**WRITTEN INSTRUCTION**:
State how many lines of the entries include the string "minbias", please, leaving out everything but the number.

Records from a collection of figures
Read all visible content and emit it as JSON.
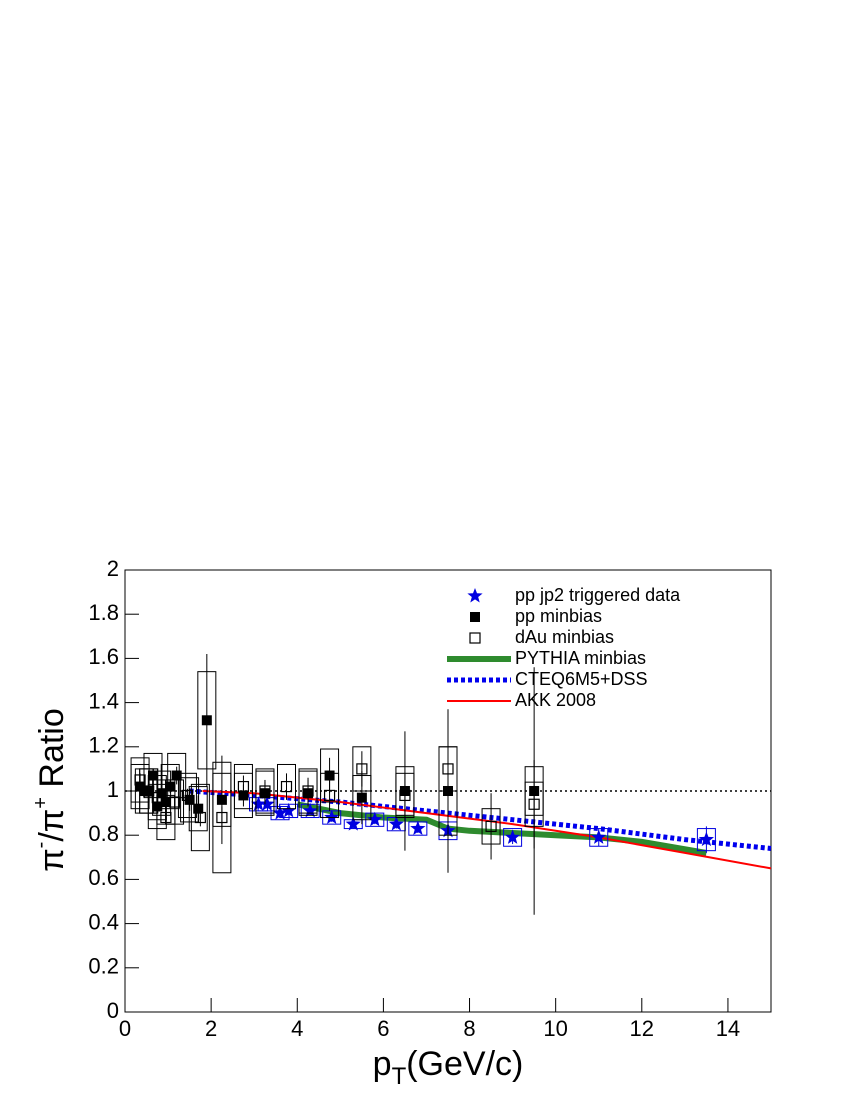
{
  "chart_data": {
    "type": "scatter",
    "xlabel": [
      "p",
      "T",
      "(GeV/c)"
    ],
    "ylabel": [
      "π",
      "-",
      "/π",
      "+",
      " Ratio"
    ],
    "xlim": [
      0,
      15
    ],
    "ylim": [
      0,
      2
    ],
    "xticks": [
      0,
      2,
      4,
      6,
      8,
      10,
      12,
      14
    ],
    "yticks": [
      0,
      0.2,
      0.4,
      0.6,
      0.8,
      1,
      1.2,
      1.4,
      1.6,
      1.8,
      2
    ],
    "reference_line": 1,
    "legend": "upper right",
    "series": [
      {
        "name": "pp jp2 triggered data",
        "type": "scatter",
        "marker": "star",
        "color": "#0000e0",
        "x": [
          3.1,
          3.3,
          3.6,
          3.8,
          4.3,
          4.8,
          5.3,
          5.8,
          6.3,
          6.8,
          7.5,
          9.0,
          11.0,
          13.5
        ],
        "values": [
          0.94,
          0.94,
          0.9,
          0.91,
          0.91,
          0.88,
          0.85,
          0.87,
          0.85,
          0.83,
          0.82,
          0.79,
          0.79,
          0.78
        ],
        "errors": [
          0.02,
          0.02,
          0.02,
          0.02,
          0.02,
          0.02,
          0.02,
          0.02,
          0.02,
          0.02,
          0.03,
          0.03,
          0.04,
          0.06
        ],
        "sys": [
          0.03,
          0.03,
          0.03,
          0.03,
          0.03,
          0.03,
          0.02,
          0.03,
          0.03,
          0.03,
          0.04,
          0.04,
          0.04,
          0.05
        ]
      },
      {
        "name": "pp minbias",
        "type": "scatter",
        "marker": "square",
        "color": "#000000",
        "x": [
          0.35,
          0.45,
          0.55,
          0.65,
          0.75,
          0.85,
          0.95,
          1.05,
          1.2,
          1.5,
          1.7,
          1.9,
          2.25,
          2.75,
          3.25,
          4.25,
          4.75,
          5.5,
          6.5,
          7.5,
          9.5
        ],
        "values": [
          1.02,
          1.0,
          1.0,
          1.07,
          0.93,
          0.99,
          0.95,
          1.02,
          1.07,
          0.96,
          0.92,
          1.32,
          0.96,
          0.98,
          0.99,
          0.99,
          1.07,
          0.97,
          1.0,
          1.0,
          1.0
        ],
        "errors": [
          0.03,
          0.03,
          0.03,
          0.03,
          0.03,
          0.03,
          0.03,
          0.03,
          0.04,
          0.05,
          0.06,
          0.3,
          0.2,
          0.05,
          0.05,
          0.06,
          0.08,
          0.12,
          0.27,
          0.37,
          0.56
        ],
        "sys": [
          0.1,
          0.1,
          0.1,
          0.1,
          0.1,
          0.1,
          0.1,
          0.1,
          0.1,
          0.1,
          0.1,
          0.22,
          0.12,
          0.1,
          0.1,
          0.1,
          0.12,
          0.1,
          0.11,
          0.2,
          0.11
        ]
      },
      {
        "name": "dAu minbias",
        "type": "scatter",
        "marker": "open-square",
        "color": "#000000",
        "x": [
          0.35,
          0.55,
          0.75,
          0.95,
          1.15,
          1.45,
          1.75,
          2.25,
          2.75,
          3.25,
          3.75,
          4.25,
          4.75,
          5.5,
          6.5,
          7.5,
          8.5,
          9.5
        ],
        "values": [
          1.05,
          1.0,
          0.97,
          0.88,
          0.95,
          0.98,
          0.88,
          0.88,
          1.02,
          1.0,
          1.02,
          1.0,
          0.98,
          1.1,
          0.98,
          1.1,
          0.84,
          0.94
        ],
        "errors": [
          0.03,
          0.03,
          0.03,
          0.03,
          0.03,
          0.03,
          0.04,
          0.05,
          0.05,
          0.05,
          0.06,
          0.06,
          0.07,
          0.08,
          0.1,
          0.1,
          0.15,
          0.2
        ],
        "sys": [
          0.1,
          0.1,
          0.1,
          0.1,
          0.1,
          0.1,
          0.15,
          0.25,
          0.1,
          0.1,
          0.1,
          0.1,
          0.1,
          0.1,
          0.1,
          0.1,
          0.08,
          0.1
        ]
      },
      {
        "name": "PYTHIA minbias",
        "type": "line",
        "style": "solid",
        "width": 6,
        "color": "#2e8b2e",
        "x": [
          4,
          5,
          6,
          7,
          7.5,
          8,
          9,
          10,
          11,
          12,
          13.5
        ],
        "values": [
          0.94,
          0.9,
          0.88,
          0.87,
          0.83,
          0.82,
          0.81,
          0.8,
          0.79,
          0.77,
          0.72
        ]
      },
      {
        "name": "CTEQ6M5+DSS",
        "type": "line",
        "style": "dotted",
        "width": 5,
        "color": "#0000ee",
        "x": [
          1.5,
          3,
          5,
          7,
          9,
          11,
          13,
          15
        ],
        "values": [
          1.0,
          0.98,
          0.95,
          0.91,
          0.87,
          0.83,
          0.78,
          0.74
        ]
      },
      {
        "name": "AKK 2008",
        "type": "line",
        "style": "solid",
        "width": 2,
        "color": "#ff0000",
        "x": [
          1.8,
          3,
          5,
          7,
          9,
          11,
          13,
          15
        ],
        "values": [
          1.0,
          0.99,
          0.95,
          0.9,
          0.85,
          0.79,
          0.72,
          0.65
        ]
      }
    ]
  }
}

**TASK OUTPUT**:
3